-- ENTRIES SUPPLIED --

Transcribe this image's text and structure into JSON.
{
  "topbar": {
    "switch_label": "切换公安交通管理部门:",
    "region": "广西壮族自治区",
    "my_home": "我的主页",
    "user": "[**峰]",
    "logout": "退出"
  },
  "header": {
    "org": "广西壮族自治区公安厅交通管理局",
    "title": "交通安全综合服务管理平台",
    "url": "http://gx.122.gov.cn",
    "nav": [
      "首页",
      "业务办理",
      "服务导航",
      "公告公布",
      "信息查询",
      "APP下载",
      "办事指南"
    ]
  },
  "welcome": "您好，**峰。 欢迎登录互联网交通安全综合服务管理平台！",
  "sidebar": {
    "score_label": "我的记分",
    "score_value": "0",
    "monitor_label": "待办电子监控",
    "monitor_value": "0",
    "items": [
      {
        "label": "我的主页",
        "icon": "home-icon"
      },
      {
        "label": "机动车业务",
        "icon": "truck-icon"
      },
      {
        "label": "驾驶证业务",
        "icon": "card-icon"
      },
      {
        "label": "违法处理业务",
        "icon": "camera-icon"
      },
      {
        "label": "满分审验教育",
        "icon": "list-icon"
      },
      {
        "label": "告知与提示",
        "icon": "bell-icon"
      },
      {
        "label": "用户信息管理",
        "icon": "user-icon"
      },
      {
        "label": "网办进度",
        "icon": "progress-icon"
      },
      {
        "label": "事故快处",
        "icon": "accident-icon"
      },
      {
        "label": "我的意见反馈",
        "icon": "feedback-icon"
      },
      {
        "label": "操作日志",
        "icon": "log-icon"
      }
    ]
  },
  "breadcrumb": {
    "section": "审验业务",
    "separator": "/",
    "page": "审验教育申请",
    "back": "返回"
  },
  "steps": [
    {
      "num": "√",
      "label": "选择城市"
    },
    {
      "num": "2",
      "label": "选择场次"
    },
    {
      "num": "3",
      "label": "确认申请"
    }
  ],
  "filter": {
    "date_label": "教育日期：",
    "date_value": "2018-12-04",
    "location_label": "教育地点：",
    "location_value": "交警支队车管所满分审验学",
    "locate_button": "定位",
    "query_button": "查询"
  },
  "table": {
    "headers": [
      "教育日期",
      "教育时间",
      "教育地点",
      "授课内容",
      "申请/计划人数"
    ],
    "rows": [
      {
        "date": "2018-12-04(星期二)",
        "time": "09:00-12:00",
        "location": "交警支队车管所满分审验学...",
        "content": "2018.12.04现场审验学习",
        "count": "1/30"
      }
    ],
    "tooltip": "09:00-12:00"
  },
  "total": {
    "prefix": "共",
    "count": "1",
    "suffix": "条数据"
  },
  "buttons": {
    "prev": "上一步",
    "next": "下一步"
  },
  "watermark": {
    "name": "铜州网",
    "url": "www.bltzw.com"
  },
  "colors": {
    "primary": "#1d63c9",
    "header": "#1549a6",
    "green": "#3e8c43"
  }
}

-- TO BE DONE --
Return each entry from above without altering a single character.

-- EXERCISE ANSWER --
Transcribe this image's text and structure into JSON.
{
  "topbar": {
    "switch_label": "切换公安交通管理部门:",
    "region": "广西壮族自治区",
    "my_home": "我的主页",
    "user": "[**峰]",
    "logout": "退出"
  },
  "header": {
    "org": "广西壮族自治区公安厅交通管理局",
    "title": "交通安全综合服务管理平台",
    "url": "http://gx.122.gov.cn",
    "nav": [
      "首页",
      "业务办理",
      "服务导航",
      "公告公布",
      "信息查询",
      "APP下载",
      "办事指南"
    ]
  },
  "welcome": "您好，**峰。 欢迎登录互联网交通安全综合服务管理平台！",
  "sidebar": {
    "score_label": "我的记分",
    "score_value": "0",
    "monitor_label": "待办电子监控",
    "monitor_value": "0",
    "items": [
      {
        "label": "我的主页",
        "icon": "home-icon"
      },
      {
        "label": "机动车业务",
        "icon": "truck-icon"
      },
      {
        "label": "驾驶证业务",
        "icon": "card-icon"
      },
      {
        "label": "违法处理业务",
        "icon": "camera-icon"
      },
      {
        "label": "满分审验教育",
        "icon": "list-icon"
      },
      {
        "label": "告知与提示",
        "icon": "bell-icon"
      },
      {
        "label": "用户信息管理",
        "icon": "user-icon"
      },
      {
        "label": "网办进度",
        "icon": "progress-icon"
      },
      {
        "label": "事故快处",
        "icon": "accident-icon"
      },
      {
        "label": "我的意见反馈",
        "icon": "feedback-icon"
      },
      {
        "label": "操作日志",
        "icon": "log-icon"
      }
    ]
  },
  "breadcrumb": {
    "section": "审验业务",
    "separator": "/",
    "page": "审验教育申请",
    "back": "返回"
  },
  "steps": [
    {
      "num": "√",
      "label": "选择城市"
    },
    {
      "num": "2",
      "label": "选择场次"
    },
    {
      "num": "3",
      "label": "确认申请"
    }
  ],
  "filter": {
    "date_label": "教育日期：",
    "date_value": "2018-12-04",
    "location_label": "教育地点：",
    "location_value": "交警支队车管所满分审验学",
    "locate_button": "定位",
    "query_button": "查询"
  },
  "table": {
    "headers": [
      "教育日期",
      "教育时间",
      "教育地点",
      "授课内容",
      "申请/计划人数"
    ],
    "rows": [
      {
        "date": "2018-12-04(星期二)",
        "time": "09:00-12:00",
        "location": "交警支队车管所满分审验学...",
        "content": "2018.12.04现场审验学习",
        "count": "1/30"
      }
    ],
    "tooltip": "09:00-12:00"
  },
  "total": {
    "prefix": "共",
    "count": "1",
    "suffix": "条数据"
  },
  "buttons": {
    "prev": "上一步",
    "next": "下一步"
  },
  "watermark": {
    "name": "铜州网",
    "url": "www.bltzw.com"
  },
  "colors": {
    "primary": "#1d63c9",
    "header": "#1549a6",
    "green": "#3e8c43"
  }
}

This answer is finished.